** Records provided **
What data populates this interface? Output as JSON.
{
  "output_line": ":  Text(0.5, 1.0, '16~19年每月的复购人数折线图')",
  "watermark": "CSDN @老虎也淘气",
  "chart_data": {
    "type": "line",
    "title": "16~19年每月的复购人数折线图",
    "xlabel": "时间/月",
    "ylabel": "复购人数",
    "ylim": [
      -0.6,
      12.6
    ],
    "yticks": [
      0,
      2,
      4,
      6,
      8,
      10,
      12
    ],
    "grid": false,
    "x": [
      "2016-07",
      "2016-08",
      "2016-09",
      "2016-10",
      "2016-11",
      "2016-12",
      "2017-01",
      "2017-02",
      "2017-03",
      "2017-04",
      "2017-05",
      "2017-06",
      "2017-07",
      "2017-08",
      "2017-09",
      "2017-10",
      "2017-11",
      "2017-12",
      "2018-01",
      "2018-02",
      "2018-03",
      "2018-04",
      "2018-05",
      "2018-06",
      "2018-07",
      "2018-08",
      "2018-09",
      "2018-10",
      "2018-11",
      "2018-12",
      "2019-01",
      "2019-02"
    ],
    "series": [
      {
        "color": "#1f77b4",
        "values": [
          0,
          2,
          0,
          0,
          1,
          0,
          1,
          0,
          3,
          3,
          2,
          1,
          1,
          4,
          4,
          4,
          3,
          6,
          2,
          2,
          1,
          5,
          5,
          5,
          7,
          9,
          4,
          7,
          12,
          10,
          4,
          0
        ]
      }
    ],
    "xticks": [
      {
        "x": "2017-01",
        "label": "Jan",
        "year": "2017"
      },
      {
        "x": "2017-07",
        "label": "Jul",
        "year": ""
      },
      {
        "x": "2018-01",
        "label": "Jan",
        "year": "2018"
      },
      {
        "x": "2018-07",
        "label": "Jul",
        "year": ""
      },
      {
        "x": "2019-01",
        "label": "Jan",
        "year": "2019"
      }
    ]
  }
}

** The exercise **
Write the whole listing out again. Keep every line exactly as it is.

** Final result **
What data populates this interface? Output as JSON.
{
  "output_line": ":  Text(0.5, 1.0, '16~19年每月的复购人数折线图')",
  "watermark": "CSDN @老虎也淘气",
  "chart_data": {
    "type": "line",
    "title": "16~19年每月的复购人数折线图",
    "xlabel": "时间/月",
    "ylabel": "复购人数",
    "ylim": [
      -0.6,
      12.6
    ],
    "yticks": [
      0,
      2,
      4,
      6,
      8,
      10,
      12
    ],
    "grid": false,
    "x": [
      "2016-07",
      "2016-08",
      "2016-09",
      "2016-10",
      "2016-11",
      "2016-12",
      "2017-01",
      "2017-02",
      "2017-03",
      "2017-04",
      "2017-05",
      "2017-06",
      "2017-07",
      "2017-08",
      "2017-09",
      "2017-10",
      "2017-11",
      "2017-12",
      "2018-01",
      "2018-02",
      "2018-03",
      "2018-04",
      "2018-05",
      "2018-06",
      "2018-07",
      "2018-08",
      "2018-09",
      "2018-10",
      "2018-11",
      "2018-12",
      "2019-01",
      "2019-02"
    ],
    "series": [
      {
        "color": "#1f77b4",
        "values": [
          0,
          2,
          0,
          0,
          1,
          0,
          1,
          0,
          3,
          3,
          2,
          1,
          1,
          4,
          4,
          4,
          3,
          6,
          2,
          2,
          1,
          5,
          5,
          5,
          7,
          9,
          4,
          7,
          12,
          10,
          4,
          0
        ]
      }
    ],
    "xticks": [
      {
        "x": "2017-01",
        "label": "Jan",
        "year": "2017"
      },
      {
        "x": "2017-07",
        "label": "Jul",
        "year": ""
      },
      {
        "x": "2018-01",
        "label": "Jan",
        "year": "2018"
      },
      {
        "x": "2018-07",
        "label": "Jul",
        "year": ""
      },
      {
        "x": "2019-01",
        "label": "Jan",
        "year": "2019"
      }
    ]
  }
}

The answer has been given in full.